Text shown:
## begin

January 27th, 2011
Wafaa Bilal and The 3rd I Project
You click through screen after screen of blurred, obscure images, some of which are more recognizable than others (the top of a sofa, an alarm clock perched on a low table, the corner where two walls meet the ceiling, the ghostly form of a moving figure). They are all taken from an odd, slanted angle. A small frame pops up labeling each photograph with the day, the time to the second, and the latitude and longitude at which it was taken. These hard-to-read, banal images could be part of a neo-conceptual photo book, or they might have been culled from a government collection of surveillance photos.
In fact, these are photographs that were captured by the camera implanted in the back of artist Wafaa Bilal’s skull.
The jolting disharmony that exists between the quiet banality of the photos, and the startling sensationalism of the method by which they were produced, points to a whole host of tensions and contradictions in this former SAIC faculty member’s project, “The 3rd I.”
For this year-long performance piece (commissioned by the newly founded Mathaf: Arab Museum of Modern Art in Doha, Qatar), Bilal underwent a two-hour long operation. A body modification artist made an incision in Bilal’s scalp, lifted a three-inch flap of skin, and inserted three titanium plates beneath it. Metal posts attached to each plate pierced the skin and formed the mount for a digital camera.
Today, that camera automatically snaps a picture each minute, which streams live to the 3rd I website (and to LCD monitors in the Mathaf Museum). Each photo is updated with Bilal’s exact coordinates, as provided by the strap-on GPS unit that the artist wears at all times.

## end

Element and region data:
## begin

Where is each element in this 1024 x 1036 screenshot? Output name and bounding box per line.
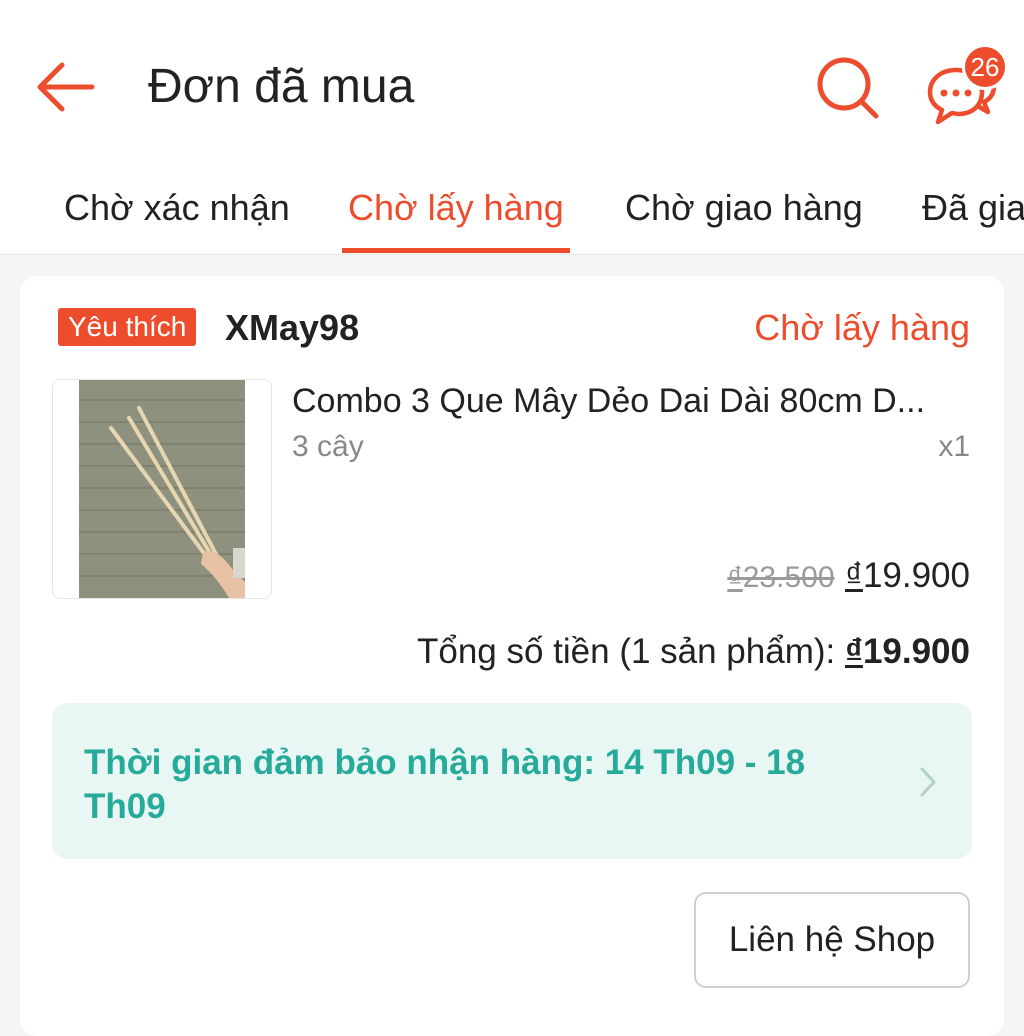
active-tab-indicator (342, 248, 570, 253)
currency-symbol: ₫ (727, 561, 743, 594)
delivery-guarantee-banner[interactable]: Thời gian đảm bảo nhận hàng: 14 Th09 - 1… (52, 703, 972, 859)
product-image (53, 380, 271, 598)
sale-price: ₫19.900 (845, 556, 970, 595)
app-header: Đơn đã mua 26 (0, 0, 1024, 160)
chat-unread-badge: 26 (962, 44, 1008, 90)
sale-price-value: 19.900 (862, 556, 970, 595)
back-button[interactable] (30, 52, 100, 122)
shop-name[interactable]: XMay98 (225, 306, 359, 350)
order-status-tabs: Chờ xác nhận Chờ lấy hàng Chờ giao hàng … (0, 160, 1024, 255)
tab-cho-giao-hang[interactable]: Chờ giao hàng (625, 186, 863, 230)
product-price: ₫23.500 ₫19.900 (727, 556, 970, 596)
order-total-value: 19.900 (862, 632, 970, 671)
tab-cho-xac-nhan[interactable]: Chờ xác nhận (64, 186, 290, 230)
tab-da-giao[interactable]: Đã gia (922, 186, 1024, 230)
product-name[interactable]: Combo 3 Que Mây Dẻo Dai Dài 80cm D... (292, 380, 972, 422)
search-button[interactable] (812, 52, 882, 122)
order-total: Tổng số tiền (1 sản phẩm): ₫19.900 (417, 630, 970, 674)
order-card[interactable]: Yêu thích XMay98 Chờ lấy hàng Combo 3 Qu… (20, 276, 1004, 1036)
search-icon (817, 57, 879, 119)
original-price-value: 23.500 (742, 561, 835, 594)
product-variant: 3 cây (292, 430, 364, 463)
total-currency: ₫ (844, 632, 863, 671)
delivery-guarantee-text: Thời gian đảm bảo nhận hàng: 14 Th09 - 1… (84, 743, 806, 826)
back-arrow-icon (37, 62, 95, 112)
order-status: Chờ lấy hàng (754, 307, 970, 348)
page-title: Đơn đã mua (148, 60, 415, 113)
order-total-label: Tổng số tiền (1 sản phẩm): (416, 632, 845, 671)
product-thumbnail[interactable] (52, 379, 272, 599)
currency-symbol: ₫ (844, 556, 863, 595)
contact-shop-button[interactable]: Liên hệ Shop (694, 892, 970, 988)
original-price: ₫23.500 (727, 561, 834, 594)
favorite-shop-badge: Yêu thích (58, 308, 197, 346)
product-quantity: x1 (938, 430, 970, 463)
chevron-right-icon (920, 767, 936, 797)
tab-cho-lay-hang[interactable]: Chờ lấy hàng (348, 186, 564, 230)
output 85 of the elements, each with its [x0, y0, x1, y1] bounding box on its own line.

## end

Directions:
[1] List the images the article on The 3rd I Project names as more recognizable among the blurred photographs.
[2] Based on the article on The 3rd I Project, decide whether each statement is true, and quote the words that decide it.
(a) Bilal's operation lasted two hours.
(b) The camera takes a picture every ten minutes.
(c) Three titanium plates were placed under Bilal's scalp.

Answers provided:
[1]
- the top of a sofa
- an alarm clock perched on a low table
- the corner where two walls meet the ceiling
- the ghostly form of a moving figure

[2]
(a) Yes: "Bilal underwent a two-hour long operation."
(b) No: "that camera automatically snaps a picture each minute"
(c) Yes: "inserted three titanium plates beneath it."